(Saved entries)
◇ ◇ ◇

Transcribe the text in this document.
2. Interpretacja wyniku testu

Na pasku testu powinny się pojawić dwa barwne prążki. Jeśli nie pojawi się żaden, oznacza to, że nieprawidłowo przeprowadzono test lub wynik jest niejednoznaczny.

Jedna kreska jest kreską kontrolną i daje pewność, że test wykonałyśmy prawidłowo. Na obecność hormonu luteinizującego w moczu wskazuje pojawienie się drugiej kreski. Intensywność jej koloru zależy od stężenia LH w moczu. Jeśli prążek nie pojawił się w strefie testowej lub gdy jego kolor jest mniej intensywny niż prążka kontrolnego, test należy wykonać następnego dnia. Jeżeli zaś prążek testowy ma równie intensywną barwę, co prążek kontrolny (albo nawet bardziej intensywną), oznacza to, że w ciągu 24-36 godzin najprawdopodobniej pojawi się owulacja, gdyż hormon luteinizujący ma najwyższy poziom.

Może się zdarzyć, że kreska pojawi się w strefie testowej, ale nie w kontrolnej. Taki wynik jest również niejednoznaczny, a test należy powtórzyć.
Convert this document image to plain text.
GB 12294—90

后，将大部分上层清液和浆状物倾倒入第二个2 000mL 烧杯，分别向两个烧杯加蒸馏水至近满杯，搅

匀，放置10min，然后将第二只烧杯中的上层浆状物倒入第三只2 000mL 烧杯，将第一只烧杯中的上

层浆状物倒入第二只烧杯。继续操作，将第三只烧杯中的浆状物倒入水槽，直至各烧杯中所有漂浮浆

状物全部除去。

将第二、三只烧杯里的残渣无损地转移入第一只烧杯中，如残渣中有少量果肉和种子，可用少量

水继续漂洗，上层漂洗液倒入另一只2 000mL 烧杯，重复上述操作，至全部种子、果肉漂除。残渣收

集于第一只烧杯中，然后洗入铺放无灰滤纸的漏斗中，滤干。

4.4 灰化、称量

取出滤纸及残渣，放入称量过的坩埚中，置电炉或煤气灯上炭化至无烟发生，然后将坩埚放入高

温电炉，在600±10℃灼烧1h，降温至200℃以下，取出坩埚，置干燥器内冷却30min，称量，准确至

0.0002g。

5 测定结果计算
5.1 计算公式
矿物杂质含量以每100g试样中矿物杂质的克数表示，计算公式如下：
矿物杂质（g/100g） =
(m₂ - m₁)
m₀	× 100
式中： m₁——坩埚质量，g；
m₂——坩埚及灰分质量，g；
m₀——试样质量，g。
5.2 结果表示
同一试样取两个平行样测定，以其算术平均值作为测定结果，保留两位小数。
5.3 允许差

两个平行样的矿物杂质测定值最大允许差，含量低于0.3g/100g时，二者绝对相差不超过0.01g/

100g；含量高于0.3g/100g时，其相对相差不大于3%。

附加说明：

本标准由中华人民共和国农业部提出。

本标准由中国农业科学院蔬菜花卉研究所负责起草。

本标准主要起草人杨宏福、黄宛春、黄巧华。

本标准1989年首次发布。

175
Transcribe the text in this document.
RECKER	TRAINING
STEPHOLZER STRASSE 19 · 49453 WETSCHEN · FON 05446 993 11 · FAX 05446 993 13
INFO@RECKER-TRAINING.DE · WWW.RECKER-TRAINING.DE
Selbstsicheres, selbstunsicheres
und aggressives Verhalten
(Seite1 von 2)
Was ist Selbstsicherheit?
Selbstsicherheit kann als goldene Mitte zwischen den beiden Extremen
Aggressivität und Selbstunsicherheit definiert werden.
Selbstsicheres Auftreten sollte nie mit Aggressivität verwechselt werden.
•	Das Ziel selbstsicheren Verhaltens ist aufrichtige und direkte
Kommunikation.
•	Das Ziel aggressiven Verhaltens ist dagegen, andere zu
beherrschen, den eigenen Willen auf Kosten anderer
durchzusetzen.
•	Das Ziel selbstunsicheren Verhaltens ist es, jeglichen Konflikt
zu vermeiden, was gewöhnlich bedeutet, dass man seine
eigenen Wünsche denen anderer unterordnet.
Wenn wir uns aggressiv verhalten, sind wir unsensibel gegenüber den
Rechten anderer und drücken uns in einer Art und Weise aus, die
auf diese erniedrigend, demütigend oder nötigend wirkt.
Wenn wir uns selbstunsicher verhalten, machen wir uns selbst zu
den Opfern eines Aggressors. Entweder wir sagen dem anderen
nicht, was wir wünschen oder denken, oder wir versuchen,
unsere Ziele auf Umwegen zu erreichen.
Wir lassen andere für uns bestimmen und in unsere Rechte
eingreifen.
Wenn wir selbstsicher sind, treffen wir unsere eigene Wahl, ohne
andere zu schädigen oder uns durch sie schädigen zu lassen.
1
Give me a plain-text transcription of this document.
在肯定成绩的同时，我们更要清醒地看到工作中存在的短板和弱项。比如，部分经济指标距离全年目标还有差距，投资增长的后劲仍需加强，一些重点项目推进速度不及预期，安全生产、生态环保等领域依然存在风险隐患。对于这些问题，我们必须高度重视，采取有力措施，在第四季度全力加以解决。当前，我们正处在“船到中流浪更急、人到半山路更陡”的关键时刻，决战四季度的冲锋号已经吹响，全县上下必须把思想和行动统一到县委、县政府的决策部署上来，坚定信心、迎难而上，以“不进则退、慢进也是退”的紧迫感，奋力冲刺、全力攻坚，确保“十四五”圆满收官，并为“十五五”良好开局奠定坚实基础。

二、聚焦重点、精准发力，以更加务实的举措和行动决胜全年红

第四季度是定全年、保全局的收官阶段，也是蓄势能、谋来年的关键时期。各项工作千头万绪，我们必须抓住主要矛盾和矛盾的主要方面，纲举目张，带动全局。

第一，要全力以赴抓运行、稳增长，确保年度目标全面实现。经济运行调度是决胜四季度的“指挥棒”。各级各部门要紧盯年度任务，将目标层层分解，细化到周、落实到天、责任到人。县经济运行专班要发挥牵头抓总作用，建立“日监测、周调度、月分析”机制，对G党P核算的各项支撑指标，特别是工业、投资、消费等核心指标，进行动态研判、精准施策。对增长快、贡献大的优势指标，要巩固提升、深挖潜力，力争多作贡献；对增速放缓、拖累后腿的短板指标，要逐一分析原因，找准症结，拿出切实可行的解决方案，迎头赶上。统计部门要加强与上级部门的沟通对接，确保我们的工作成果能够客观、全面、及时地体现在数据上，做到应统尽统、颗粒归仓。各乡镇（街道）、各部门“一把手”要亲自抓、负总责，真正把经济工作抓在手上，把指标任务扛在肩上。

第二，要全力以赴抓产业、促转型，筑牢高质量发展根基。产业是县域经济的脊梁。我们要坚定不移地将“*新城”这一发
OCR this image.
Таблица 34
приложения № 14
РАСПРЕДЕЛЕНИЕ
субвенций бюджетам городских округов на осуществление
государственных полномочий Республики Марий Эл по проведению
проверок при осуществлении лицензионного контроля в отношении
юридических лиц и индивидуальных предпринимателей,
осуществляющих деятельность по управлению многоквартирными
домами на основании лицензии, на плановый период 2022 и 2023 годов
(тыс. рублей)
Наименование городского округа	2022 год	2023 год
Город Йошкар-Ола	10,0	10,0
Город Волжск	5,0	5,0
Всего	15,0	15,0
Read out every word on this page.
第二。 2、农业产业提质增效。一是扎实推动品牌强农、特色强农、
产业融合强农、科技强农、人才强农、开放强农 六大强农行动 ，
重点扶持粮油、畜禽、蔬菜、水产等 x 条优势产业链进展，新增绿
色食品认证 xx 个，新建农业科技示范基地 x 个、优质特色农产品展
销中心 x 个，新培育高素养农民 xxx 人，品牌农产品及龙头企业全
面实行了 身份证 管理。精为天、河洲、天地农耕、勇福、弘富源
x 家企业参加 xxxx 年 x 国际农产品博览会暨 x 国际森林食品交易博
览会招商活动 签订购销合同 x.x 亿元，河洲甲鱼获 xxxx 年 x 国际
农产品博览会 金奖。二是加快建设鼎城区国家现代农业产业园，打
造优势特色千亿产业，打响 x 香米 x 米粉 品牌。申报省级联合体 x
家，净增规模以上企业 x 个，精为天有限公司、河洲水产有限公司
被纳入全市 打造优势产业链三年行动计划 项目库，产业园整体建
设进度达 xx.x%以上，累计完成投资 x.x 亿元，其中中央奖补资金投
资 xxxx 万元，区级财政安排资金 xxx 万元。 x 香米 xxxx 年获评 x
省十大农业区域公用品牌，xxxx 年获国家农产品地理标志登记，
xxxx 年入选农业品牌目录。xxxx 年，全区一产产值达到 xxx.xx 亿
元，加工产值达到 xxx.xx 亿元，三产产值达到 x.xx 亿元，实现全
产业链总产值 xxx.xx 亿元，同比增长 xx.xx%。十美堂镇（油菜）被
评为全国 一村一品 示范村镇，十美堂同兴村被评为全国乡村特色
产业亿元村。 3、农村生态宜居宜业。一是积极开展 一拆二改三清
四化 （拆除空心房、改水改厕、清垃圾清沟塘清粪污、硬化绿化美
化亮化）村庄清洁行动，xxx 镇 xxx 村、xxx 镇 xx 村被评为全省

◇ ◇ ◇

WHAT THE EXERCISE ASKS
Filter the listing above for the string "Selbstsicherheit" and copy every matching line.

FINAL RESULT
Was ist Selbstsicherheit?
Selbstsicherheit kann als goldene Mitte zwischen den beiden Extremen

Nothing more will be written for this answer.